_WRITTEN INSTRUCTION_
Filter this data down to the lines that hold "name", and copy them.

==== LISTING ====

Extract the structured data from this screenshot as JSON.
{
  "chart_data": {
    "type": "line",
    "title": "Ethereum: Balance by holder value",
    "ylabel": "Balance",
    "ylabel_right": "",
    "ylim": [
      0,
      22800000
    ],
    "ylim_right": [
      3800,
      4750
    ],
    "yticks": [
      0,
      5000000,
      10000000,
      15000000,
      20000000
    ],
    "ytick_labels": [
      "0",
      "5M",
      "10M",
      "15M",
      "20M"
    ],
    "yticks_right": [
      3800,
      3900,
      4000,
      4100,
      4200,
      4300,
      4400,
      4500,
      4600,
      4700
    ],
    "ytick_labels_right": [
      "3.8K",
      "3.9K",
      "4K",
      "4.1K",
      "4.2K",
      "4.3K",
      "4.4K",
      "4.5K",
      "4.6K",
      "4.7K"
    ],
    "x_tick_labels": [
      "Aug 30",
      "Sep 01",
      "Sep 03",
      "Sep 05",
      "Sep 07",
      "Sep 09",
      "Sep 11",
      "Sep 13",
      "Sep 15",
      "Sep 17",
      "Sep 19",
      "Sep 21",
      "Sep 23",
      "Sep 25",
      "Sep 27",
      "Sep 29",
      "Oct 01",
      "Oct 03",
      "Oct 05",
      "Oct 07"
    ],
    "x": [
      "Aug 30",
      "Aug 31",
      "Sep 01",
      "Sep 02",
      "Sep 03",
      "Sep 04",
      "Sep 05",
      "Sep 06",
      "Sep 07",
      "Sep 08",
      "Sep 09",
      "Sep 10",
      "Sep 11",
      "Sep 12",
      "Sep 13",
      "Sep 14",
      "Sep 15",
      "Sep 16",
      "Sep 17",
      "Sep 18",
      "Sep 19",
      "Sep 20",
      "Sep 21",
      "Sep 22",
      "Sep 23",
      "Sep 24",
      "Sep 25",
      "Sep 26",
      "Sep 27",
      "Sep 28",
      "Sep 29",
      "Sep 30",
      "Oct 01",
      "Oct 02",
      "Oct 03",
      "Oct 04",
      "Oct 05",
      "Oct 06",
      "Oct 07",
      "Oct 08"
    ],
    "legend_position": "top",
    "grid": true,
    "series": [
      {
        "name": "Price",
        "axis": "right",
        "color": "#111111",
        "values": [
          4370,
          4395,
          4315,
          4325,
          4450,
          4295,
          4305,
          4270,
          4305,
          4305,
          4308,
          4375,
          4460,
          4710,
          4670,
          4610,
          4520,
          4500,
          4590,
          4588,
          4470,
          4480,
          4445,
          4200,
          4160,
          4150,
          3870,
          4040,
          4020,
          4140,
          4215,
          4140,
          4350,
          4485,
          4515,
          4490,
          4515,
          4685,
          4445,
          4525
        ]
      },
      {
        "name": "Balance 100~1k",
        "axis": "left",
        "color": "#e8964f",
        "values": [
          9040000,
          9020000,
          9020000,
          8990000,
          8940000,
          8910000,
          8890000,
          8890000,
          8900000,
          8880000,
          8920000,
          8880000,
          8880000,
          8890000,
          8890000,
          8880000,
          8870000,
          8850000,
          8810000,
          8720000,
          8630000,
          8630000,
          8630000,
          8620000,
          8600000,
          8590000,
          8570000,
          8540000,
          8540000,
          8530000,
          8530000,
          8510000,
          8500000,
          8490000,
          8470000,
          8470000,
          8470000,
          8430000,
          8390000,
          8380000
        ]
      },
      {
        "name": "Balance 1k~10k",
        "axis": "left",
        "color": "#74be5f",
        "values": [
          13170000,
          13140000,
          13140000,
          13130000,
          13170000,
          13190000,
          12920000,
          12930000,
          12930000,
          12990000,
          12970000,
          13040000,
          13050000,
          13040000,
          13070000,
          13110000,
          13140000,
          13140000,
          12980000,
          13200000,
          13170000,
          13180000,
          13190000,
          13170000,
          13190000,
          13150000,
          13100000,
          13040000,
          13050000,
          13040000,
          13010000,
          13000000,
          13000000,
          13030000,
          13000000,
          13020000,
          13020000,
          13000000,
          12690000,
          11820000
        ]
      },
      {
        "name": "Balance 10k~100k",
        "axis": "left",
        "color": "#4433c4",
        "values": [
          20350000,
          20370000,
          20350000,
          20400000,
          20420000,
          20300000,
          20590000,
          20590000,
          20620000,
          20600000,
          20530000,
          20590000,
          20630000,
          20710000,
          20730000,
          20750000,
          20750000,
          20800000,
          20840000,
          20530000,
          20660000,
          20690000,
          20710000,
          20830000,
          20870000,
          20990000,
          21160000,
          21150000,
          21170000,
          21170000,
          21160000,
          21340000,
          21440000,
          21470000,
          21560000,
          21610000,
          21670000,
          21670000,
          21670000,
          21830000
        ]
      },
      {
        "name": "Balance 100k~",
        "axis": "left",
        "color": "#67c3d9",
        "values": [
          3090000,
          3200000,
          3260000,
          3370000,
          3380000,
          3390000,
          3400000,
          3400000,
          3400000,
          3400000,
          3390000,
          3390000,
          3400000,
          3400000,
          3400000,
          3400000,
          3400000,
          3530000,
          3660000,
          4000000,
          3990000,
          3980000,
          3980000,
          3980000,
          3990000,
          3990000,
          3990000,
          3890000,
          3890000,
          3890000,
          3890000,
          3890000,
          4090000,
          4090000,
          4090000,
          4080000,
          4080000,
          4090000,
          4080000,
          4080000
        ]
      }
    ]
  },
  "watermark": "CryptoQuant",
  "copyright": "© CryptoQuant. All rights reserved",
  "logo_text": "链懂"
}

====

_SOLVED EXERCISE_
        "name": "Price",
        "name": "Balance 100~1k",
        "name": "Balance 1k~10k",
        "name": "Balance 10k~100k",
        "name": "Balance 100k~",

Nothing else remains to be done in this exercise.